Directive: Rewrite every line of the items below, changing "Two Tank Morning Dive" to "Two Tank Afternoon Dive" wherever it occurs and keeping everything else the same. Leave the pictures out of your answer.

Image element box items:

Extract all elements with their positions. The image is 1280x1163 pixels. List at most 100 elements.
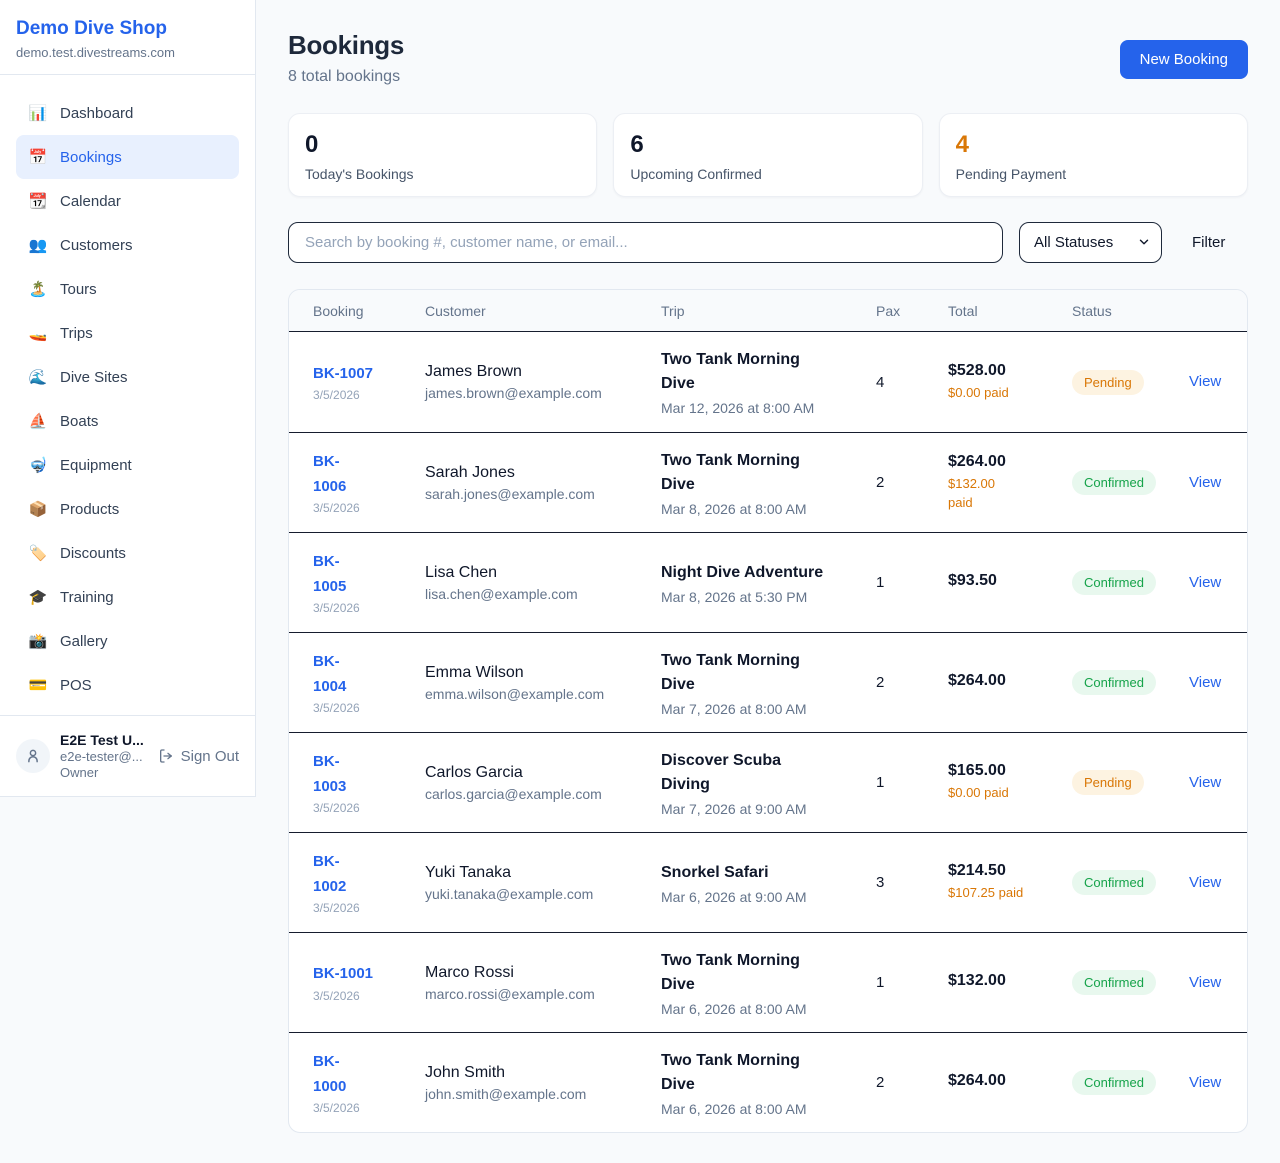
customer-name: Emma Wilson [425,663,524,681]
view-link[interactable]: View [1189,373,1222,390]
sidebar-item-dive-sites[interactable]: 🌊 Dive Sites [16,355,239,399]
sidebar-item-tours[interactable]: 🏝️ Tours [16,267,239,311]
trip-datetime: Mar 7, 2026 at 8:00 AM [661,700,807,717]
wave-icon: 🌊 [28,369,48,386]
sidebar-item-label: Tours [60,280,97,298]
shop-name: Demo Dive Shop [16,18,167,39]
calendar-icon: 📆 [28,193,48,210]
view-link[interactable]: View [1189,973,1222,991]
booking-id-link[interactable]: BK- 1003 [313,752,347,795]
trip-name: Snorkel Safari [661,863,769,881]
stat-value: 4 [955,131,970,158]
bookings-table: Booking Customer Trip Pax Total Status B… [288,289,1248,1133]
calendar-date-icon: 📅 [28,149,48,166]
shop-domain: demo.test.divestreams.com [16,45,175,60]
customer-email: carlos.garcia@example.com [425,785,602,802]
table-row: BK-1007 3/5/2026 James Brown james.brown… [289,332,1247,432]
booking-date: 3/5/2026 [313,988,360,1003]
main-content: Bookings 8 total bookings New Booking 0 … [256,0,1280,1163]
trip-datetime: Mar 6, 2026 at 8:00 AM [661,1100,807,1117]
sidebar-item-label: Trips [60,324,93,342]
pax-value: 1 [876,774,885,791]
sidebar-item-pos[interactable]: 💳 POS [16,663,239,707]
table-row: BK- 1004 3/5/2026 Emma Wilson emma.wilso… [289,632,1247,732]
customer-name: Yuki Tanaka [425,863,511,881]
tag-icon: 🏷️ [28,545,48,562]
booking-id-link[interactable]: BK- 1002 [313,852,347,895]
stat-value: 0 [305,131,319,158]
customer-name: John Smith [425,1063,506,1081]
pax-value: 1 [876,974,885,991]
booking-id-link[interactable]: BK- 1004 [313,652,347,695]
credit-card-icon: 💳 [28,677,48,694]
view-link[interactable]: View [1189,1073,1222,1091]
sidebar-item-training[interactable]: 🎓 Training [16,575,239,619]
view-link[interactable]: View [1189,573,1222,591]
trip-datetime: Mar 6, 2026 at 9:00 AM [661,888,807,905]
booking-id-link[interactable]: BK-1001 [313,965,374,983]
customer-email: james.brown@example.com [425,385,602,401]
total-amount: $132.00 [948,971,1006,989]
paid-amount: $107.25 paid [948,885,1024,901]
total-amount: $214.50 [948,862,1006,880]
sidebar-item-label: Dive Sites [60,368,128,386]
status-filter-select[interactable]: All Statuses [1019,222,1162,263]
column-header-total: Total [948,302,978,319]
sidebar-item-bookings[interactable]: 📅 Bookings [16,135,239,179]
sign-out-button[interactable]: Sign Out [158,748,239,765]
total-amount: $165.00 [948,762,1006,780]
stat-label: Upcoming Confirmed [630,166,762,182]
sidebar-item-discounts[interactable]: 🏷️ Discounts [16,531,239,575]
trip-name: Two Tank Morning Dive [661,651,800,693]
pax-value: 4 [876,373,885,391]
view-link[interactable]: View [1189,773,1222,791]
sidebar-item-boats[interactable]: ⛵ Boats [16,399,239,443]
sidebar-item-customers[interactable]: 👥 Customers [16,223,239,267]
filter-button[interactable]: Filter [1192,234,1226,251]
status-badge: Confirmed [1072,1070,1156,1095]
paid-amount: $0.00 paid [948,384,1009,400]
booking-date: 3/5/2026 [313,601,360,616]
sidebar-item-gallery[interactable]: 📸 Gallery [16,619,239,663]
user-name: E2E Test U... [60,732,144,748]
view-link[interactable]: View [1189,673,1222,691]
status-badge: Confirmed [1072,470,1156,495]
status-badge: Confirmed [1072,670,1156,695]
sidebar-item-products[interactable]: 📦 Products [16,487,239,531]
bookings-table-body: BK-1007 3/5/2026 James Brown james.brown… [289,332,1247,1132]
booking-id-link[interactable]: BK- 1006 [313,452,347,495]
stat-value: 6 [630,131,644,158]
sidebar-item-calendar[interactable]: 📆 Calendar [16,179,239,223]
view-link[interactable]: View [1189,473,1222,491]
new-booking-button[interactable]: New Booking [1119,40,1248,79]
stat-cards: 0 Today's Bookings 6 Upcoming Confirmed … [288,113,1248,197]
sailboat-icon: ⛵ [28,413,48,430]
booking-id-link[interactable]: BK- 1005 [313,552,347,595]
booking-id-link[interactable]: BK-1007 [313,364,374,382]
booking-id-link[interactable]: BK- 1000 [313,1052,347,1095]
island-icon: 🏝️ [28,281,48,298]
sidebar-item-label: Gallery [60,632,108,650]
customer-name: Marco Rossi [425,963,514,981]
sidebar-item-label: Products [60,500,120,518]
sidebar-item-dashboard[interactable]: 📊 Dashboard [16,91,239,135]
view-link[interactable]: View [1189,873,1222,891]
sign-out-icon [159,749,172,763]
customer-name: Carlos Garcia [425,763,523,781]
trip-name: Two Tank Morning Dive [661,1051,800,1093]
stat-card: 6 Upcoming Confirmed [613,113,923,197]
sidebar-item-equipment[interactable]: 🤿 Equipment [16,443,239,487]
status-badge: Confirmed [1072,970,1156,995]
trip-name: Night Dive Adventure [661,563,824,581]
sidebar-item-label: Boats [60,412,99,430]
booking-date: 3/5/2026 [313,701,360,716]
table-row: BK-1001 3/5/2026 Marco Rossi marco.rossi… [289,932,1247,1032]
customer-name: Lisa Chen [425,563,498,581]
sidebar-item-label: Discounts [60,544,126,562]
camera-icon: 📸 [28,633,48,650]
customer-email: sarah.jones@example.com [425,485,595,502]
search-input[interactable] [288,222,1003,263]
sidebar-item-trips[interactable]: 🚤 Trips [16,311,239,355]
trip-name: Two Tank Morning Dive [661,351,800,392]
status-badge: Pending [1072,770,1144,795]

Result for this exercise:
Extract all elements with their positions. The image is 1280x1163 pixels. List at most 100 elements.
customer-name: Emma Wilson [425,663,524,681]
view-link[interactable]: View [1189,373,1222,390]
sidebar-item-dive-sites[interactable]: 🌊 Dive Sites [16,355,239,399]
sidebar-item-tours[interactable]: 🏝️ Tours [16,267,239,311]
trip-datetime: Mar 7, 2026 at 8:00 AM [661,700,807,717]
wave-icon: 🌊 [28,369,48,386]
sidebar-item-label: Tours [60,280,97,298]
shop-name: Demo Dive Shop [16,18,167,39]
calendar-icon: 📆 [28,193,48,210]
view-link[interactable]: View [1189,973,1222,991]
booking-id-link[interactable]: BK- 1003 [313,752,347,795]
trip-name: Snorkel Safari [661,863,769,881]
stat-value: 4 [955,131,970,158]
bookings-table: Booking Customer Trip Pax Total Status B… [288,289,1248,1133]
calendar-date-icon: 📅 [28,149,48,166]
shop-domain: demo.test.divestreams.com [16,45,175,60]
customer-email: carlos.garcia@example.com [425,785,602,802]
table-row: BK-1007 3/5/2026 James Brown james.brown… [289,332,1247,432]
booking-date: 3/5/2026 [313,988,360,1003]
main-content: Bookings 8 total bookings New Booking 0 … [256,0,1280,1163]
trip-datetime: Mar 6, 2026 at 8:00 AM [661,1100,807,1117]
sidebar-item-label: Trips [60,324,93,342]
pax-value: 1 [876,774,885,791]
sidebar-item-pos[interactable]: 💳 POS [16,663,239,707]
table-row: BK- 1004 3/5/2026 Emma Wilson emma.wilso… [289,632,1247,732]
customer-name: Yuki Tanaka [425,863,511,881]
tag-icon: 🏷️ [28,545,48,562]
booking-id-link[interactable]: BK- 1002 [313,852,347,895]
stat-value: 0 [305,131,319,158]
customer-name: John Smith [425,1063,506,1081]
pax-value: 1 [876,974,885,991]
booking-id-link[interactable]: BK- 1004 [313,652,347,695]
credit-card-icon: 💳 [28,677,48,694]
view-link[interactable]: View [1189,1073,1222,1091]
sidebar-item-training[interactable]: 🎓 Training [16,575,239,619]
view-link[interactable]: View [1189,573,1222,591]
trip-datetime: Mar 6, 2026 at 9:00 AM [661,888,807,905]
booking-id-link[interactable]: BK-1001 [313,965,374,983]
customer-email: james.brown@example.com [425,385,602,401]
total-amount: $132.00 [948,971,1006,989]
paid-amount: $107.25 paid [948,885,1024,901]
total-amount: $214.50 [948,862,1006,880]
sidebar-item-label: Dive Sites [60,368,128,386]
status-filter-select[interactable]: All Statuses [1019,222,1162,263]
column-header-total: Total [948,302,978,319]
sidebar-item-bookings[interactable]: 📅 Bookings [16,135,239,179]
sign-out-button[interactable]: Sign Out [158,748,239,765]
total-amount: $165.00 [948,762,1006,780]
stat-label: Upcoming Confirmed [630,166,762,182]
sidebar-item-discounts[interactable]: 🏷️ Discounts [16,531,239,575]
trip-name: Two Tank Afternoon Dive [661,651,800,693]
pax-value: 4 [876,373,885,391]
view-link[interactable]: View [1189,773,1222,791]
sidebar-item-boats[interactable]: ⛵ Boats [16,399,239,443]
sidebar-item-customers[interactable]: 👥 Customers [16,223,239,267]
filter-button[interactable]: Filter [1192,234,1226,251]
status-badge: Confirmed [1072,1070,1156,1095]
paid-amount: $0.00 paid [948,384,1009,400]
booking-date: 3/5/2026 [313,601,360,616]
sidebar-item-gallery[interactable]: 📸 Gallery [16,619,239,663]
user-name: E2E Test U... [60,732,144,748]
view-link[interactable]: View [1189,673,1222,691]
status-badge: Confirmed [1072,470,1156,495]
status-badge: Confirmed [1072,670,1156,695]
sidebar-item-products[interactable]: 📦 Products [16,487,239,531]
bookings-table-body: BK-1007 3/5/2026 James Brown james.brown… [289,332,1247,1132]
booking-id-link[interactable]: BK- 1006 [313,452,347,495]
stat-value: 6 [630,131,644,158]
sidebar-item-calendar[interactable]: 📆 Calendar [16,179,239,223]
view-link[interactable]: View [1189,473,1222,491]
new-booking-button[interactable]: New Booking [1119,40,1248,79]
stat-cards: 0 Today's Bookings 6 Upcoming Confirmed … [288,113,1248,197]
sailboat-icon: ⛵ [28,413,48,430]
booking-id-link[interactable]: BK- 1005 [313,552,347,595]
booking-id-link[interactable]: BK-1007 [313,364,374,382]
booking-id-link[interactable]: BK- 1000 [313,1052,347,1095]
island-icon: 🏝️ [28,281,48,298]
sidebar-item-label: Gallery [60,632,108,650]
customer-name: Marco Rossi [425,963,514,981]
sidebar-item-label: Products [60,500,120,518]
sidebar-item-dashboard[interactable]: 📊 Dashboard [16,91,239,135]
view-link[interactable]: View [1189,873,1222,891]
sign-out-icon [159,749,172,763]
customer-name: Carlos Garcia [425,763,523,781]
trip-name: Two Tank Afternoon Dive [661,1051,800,1093]
stat-card: 6 Upcoming Confirmed [613,113,923,197]
sidebar-item-equipment[interactable]: 🤿 Equipment [16,443,239,487]
status-badge: Confirmed [1072,970,1156,995]
trip-name: Night Dive Adventure [661,563,824,581]
sidebar-item-label: Boats [60,412,99,430]
booking-date: 3/5/2026 [313,701,360,716]
table-row: BK-1001 3/5/2026 Marco Rossi marco.rossi… [289,932,1247,1032]
customer-name: Lisa Chen [425,563,498,581]
sidebar-item-label: Discounts [60,544,126,562]
camera-icon: 📸 [28,633,48,650]
customer-email: sarah.jones@example.com [425,485,595,502]
search-input[interactable] [288,222,1003,263]
sidebar-item-trips[interactable]: 🚤 Trips [16,311,239,355]
trip-name: Two Tank Afternoon Dive [661,351,800,392]
status-badge: Pending [1072,770,1144,795]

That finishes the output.